>> BEGIN
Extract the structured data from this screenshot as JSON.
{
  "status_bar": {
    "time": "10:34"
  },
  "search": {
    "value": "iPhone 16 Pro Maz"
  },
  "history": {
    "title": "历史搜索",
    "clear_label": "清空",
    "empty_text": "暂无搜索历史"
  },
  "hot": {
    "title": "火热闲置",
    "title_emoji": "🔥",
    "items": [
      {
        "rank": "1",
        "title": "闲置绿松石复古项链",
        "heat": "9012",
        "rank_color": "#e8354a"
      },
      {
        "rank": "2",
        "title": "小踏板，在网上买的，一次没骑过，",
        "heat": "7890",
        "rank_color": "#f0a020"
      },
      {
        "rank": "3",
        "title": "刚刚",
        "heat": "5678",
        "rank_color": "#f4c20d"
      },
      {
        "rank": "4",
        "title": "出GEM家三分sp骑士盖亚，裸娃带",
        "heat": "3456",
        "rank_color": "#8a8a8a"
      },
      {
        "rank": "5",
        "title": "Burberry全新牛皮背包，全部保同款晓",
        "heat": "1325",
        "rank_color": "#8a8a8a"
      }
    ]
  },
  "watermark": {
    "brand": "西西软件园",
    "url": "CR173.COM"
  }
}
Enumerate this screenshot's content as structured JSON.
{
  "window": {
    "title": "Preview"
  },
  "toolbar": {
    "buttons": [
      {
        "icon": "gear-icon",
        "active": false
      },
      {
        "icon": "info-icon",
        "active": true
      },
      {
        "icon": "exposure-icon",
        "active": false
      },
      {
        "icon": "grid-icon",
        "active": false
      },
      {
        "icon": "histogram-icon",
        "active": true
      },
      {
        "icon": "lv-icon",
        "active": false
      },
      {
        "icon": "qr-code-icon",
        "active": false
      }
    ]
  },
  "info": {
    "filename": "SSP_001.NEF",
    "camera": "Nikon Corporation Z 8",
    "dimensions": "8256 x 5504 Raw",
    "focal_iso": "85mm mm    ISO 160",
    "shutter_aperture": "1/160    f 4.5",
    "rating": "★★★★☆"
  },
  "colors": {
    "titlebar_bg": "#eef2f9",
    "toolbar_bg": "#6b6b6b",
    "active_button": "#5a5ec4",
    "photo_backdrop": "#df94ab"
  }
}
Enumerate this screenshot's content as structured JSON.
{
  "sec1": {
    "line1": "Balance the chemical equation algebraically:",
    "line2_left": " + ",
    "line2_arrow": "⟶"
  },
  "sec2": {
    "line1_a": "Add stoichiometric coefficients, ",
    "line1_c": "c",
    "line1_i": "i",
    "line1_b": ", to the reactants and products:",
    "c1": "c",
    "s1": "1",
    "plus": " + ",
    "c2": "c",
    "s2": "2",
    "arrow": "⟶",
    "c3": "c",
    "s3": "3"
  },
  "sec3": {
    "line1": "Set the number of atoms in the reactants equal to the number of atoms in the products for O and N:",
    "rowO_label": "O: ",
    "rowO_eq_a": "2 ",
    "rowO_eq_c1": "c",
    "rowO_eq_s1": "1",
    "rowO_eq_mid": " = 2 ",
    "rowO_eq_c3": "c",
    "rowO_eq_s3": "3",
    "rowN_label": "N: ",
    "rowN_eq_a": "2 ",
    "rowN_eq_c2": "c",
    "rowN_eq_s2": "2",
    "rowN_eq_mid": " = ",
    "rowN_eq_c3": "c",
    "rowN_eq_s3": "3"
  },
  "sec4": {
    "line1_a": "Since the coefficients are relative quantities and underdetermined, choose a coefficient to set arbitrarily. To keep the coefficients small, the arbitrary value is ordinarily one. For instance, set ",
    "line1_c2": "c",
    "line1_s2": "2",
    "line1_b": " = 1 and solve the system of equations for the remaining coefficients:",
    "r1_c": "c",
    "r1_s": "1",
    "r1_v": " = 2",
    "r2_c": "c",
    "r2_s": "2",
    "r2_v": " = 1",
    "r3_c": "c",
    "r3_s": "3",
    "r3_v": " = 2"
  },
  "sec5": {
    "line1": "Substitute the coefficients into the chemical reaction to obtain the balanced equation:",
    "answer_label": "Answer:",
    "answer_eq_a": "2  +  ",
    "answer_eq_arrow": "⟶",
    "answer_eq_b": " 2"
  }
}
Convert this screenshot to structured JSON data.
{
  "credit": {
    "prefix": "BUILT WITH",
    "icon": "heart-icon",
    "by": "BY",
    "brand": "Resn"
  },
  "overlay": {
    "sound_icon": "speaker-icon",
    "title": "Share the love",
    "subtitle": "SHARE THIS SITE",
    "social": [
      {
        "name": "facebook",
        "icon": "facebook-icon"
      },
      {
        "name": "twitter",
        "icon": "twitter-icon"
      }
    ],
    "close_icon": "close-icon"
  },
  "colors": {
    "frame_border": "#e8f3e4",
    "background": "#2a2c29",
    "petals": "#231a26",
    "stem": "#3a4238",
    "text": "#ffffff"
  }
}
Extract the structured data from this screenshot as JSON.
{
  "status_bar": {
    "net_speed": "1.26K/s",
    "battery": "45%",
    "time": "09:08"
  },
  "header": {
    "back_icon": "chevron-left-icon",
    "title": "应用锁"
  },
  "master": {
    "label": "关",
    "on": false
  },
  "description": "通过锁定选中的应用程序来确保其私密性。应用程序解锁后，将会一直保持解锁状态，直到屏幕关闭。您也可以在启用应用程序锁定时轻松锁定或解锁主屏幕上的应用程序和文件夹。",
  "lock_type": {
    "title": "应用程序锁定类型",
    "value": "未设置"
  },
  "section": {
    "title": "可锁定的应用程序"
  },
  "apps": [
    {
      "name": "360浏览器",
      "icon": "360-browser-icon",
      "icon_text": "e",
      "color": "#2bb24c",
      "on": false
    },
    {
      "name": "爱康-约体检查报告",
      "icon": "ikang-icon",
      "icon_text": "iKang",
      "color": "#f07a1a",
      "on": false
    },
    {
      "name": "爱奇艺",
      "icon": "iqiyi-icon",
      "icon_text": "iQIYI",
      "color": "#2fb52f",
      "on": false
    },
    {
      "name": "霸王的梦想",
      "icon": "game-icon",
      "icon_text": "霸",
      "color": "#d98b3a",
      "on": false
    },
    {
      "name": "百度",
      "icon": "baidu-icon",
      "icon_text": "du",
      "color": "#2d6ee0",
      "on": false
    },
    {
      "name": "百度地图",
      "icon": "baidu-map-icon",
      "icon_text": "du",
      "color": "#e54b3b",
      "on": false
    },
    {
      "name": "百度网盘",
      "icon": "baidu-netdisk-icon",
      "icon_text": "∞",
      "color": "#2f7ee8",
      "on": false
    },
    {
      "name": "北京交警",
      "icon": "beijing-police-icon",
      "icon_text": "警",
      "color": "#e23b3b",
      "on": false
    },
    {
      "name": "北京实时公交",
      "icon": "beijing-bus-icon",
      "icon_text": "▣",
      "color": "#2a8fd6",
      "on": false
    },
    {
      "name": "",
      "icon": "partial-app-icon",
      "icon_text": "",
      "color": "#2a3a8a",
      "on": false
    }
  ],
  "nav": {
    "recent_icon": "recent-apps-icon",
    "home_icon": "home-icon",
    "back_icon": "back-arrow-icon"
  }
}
>> END
PROMPT.
Copy out each line of the records where the string "chemical" appears.

RESULT OF THIS TASK.
    "line1": "Balance the chemical equation algebraically:",
    "line1": "Substitute the coefficients into the chemical reaction to obtain the balanced equation:",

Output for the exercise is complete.